* [WHAT YOU SHOULD DO]: Your reply should be the full listing, copied exactly.

* [DATA SHOWN]:
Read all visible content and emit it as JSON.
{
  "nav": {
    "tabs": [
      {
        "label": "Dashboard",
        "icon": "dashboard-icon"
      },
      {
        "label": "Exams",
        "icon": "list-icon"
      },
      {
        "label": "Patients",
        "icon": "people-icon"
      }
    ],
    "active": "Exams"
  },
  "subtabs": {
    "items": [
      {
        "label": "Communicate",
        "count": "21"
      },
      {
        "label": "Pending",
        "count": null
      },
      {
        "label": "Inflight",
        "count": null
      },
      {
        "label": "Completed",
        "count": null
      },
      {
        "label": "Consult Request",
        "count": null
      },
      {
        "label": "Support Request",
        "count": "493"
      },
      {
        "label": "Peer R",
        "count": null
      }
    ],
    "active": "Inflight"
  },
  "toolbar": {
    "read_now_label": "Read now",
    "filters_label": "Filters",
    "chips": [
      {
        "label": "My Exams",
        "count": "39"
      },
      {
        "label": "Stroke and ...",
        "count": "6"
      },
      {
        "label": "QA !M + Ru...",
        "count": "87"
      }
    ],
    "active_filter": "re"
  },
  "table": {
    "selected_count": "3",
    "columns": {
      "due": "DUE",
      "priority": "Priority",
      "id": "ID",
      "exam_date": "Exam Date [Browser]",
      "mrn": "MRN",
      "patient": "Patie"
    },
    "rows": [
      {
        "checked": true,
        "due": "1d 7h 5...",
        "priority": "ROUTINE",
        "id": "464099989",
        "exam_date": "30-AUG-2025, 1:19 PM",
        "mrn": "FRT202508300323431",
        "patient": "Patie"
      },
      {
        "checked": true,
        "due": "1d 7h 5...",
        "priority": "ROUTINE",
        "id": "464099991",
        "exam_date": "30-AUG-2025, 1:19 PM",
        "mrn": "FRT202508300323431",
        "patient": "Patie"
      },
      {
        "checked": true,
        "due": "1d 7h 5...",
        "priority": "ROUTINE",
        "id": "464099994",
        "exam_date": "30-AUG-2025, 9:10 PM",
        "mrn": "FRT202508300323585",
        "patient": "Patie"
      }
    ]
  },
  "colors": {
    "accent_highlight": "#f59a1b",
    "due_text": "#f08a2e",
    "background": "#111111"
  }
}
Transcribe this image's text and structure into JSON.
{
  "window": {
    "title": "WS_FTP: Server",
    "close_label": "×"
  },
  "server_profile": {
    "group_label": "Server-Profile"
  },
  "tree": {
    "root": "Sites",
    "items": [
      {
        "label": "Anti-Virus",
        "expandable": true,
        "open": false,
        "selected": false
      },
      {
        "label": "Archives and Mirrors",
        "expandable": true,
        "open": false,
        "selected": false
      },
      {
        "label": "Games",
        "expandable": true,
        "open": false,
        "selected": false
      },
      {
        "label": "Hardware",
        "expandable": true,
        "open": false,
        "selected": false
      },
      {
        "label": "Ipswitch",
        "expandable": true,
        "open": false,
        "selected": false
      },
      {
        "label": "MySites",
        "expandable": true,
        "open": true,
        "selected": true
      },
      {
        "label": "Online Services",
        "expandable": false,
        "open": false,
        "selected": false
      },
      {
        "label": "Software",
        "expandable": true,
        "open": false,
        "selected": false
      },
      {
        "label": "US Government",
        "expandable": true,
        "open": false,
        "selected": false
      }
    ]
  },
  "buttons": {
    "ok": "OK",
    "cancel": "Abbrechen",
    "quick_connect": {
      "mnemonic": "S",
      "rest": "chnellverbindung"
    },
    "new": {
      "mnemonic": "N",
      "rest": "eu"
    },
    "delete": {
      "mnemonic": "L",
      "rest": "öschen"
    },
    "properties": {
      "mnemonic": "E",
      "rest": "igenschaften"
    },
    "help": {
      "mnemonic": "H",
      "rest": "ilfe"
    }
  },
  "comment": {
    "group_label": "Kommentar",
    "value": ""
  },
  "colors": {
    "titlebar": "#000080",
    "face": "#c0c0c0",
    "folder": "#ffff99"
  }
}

* [ANSWER SECTION]:
Read all visible content and emit it as JSON.
{
  "nav": {
    "tabs": [
      {
        "label": "Dashboard",
        "icon": "dashboard-icon"
      },
      {
        "label": "Exams",
        "icon": "list-icon"
      },
      {
        "label": "Patients",
        "icon": "people-icon"
      }
    ],
    "active": "Exams"
  },
  "subtabs": {
    "items": [
      {
        "label": "Communicate",
        "count": "21"
      },
      {
        "label": "Pending",
        "count": null
      },
      {
        "label": "Inflight",
        "count": null
      },
      {
        "label": "Completed",
        "count": null
      },
      {
        "label": "Consult Request",
        "count": null
      },
      {
        "label": "Support Request",
        "count": "493"
      },
      {
        "label": "Peer R",
        "count": null
      }
    ],
    "active": "Inflight"
  },
  "toolbar": {
    "read_now_label": "Read now",
    "filters_label": "Filters",
    "chips": [
      {
        "label": "My Exams",
        "count": "39"
      },
      {
        "label": "Stroke and ...",
        "count": "6"
      },
      {
        "label": "QA !M + Ru...",
        "count": "87"
      }
    ],
    "active_filter": "re"
  },
  "table": {
    "selected_count": "3",
    "columns": {
      "due": "DUE",
      "priority": "Priority",
      "id": "ID",
      "exam_date": "Exam Date [Browser]",
      "mrn": "MRN",
      "patient": "Patie"
    },
    "rows": [
      {
        "checked": true,
        "due": "1d 7h 5...",
        "priority": "ROUTINE",
        "id": "464099989",
        "exam_date": "30-AUG-2025, 1:19 PM",
        "mrn": "FRT202508300323431",
        "patient": "Patie"
      },
      {
        "checked": true,
        "due": "1d 7h 5...",
        "priority": "ROUTINE",
        "id": "464099991",
        "exam_date": "30-AUG-2025, 1:19 PM",
        "mrn": "FRT202508300323431",
        "patient": "Patie"
      },
      {
        "checked": true,
        "due": "1d 7h 5...",
        "priority": "ROUTINE",
        "id": "464099994",
        "exam_date": "30-AUG-2025, 9:10 PM",
        "mrn": "FRT202508300323585",
        "patient": "Patie"
      }
    ]
  },
  "colors": {
    "accent_highlight": "#f59a1b",
    "due_text": "#f08a2e",
    "background": "#111111"
  }
}
Transcribe this image's text and structure into JSON.
{
  "window": {
    "title": "WS_FTP: Server",
    "close_label": "×"
  },
  "server_profile": {
    "group_label": "Server-Profile"
  },
  "tree": {
    "root": "Sites",
    "items": [
      {
        "label": "Anti-Virus",
        "expandable": true,
        "open": false,
        "selected": false
      },
      {
        "label": "Archives and Mirrors",
        "expandable": true,
        "open": false,
        "selected": false
      },
      {
        "label": "Games",
        "expandable": true,
        "open": false,
        "selected": false
      },
      {
        "label": "Hardware",
        "expandable": true,
        "open": false,
        "selected": false
      },
      {
        "label": "Ipswitch",
        "expandable": true,
        "open": false,
        "selected": false
      },
      {
        "label": "MySites",
        "expandable": true,
        "open": true,
        "selected": true
      },
      {
        "label": "Online Services",
        "expandable": false,
        "open": false,
        "selected": false
      },
      {
        "label": "Software",
        "expandable": true,
        "open": false,
        "selected": false
      },
      {
        "label": "US Government",
        "expandable": true,
        "open": false,
        "selected": false
      }
    ]
  },
  "buttons": {
    "ok": "OK",
    "cancel": "Abbrechen",
    "quick_connect": {
      "mnemonic": "S",
      "rest": "chnellverbindung"
    },
    "new": {
      "mnemonic": "N",
      "rest": "eu"
    },
    "delete": {
      "mnemonic": "L",
      "rest": "öschen"
    },
    "properties": {
      "mnemonic": "E",
      "rest": "igenschaften"
    },
    "help": {
      "mnemonic": "H",
      "rest": "ilfe"
    }
  },
  "comment": {
    "group_label": "Kommentar",
    "value": ""
  },
  "colors": {
    "titlebar": "#000080",
    "face": "#c0c0c0",
    "folder": "#ffff99"
  }
}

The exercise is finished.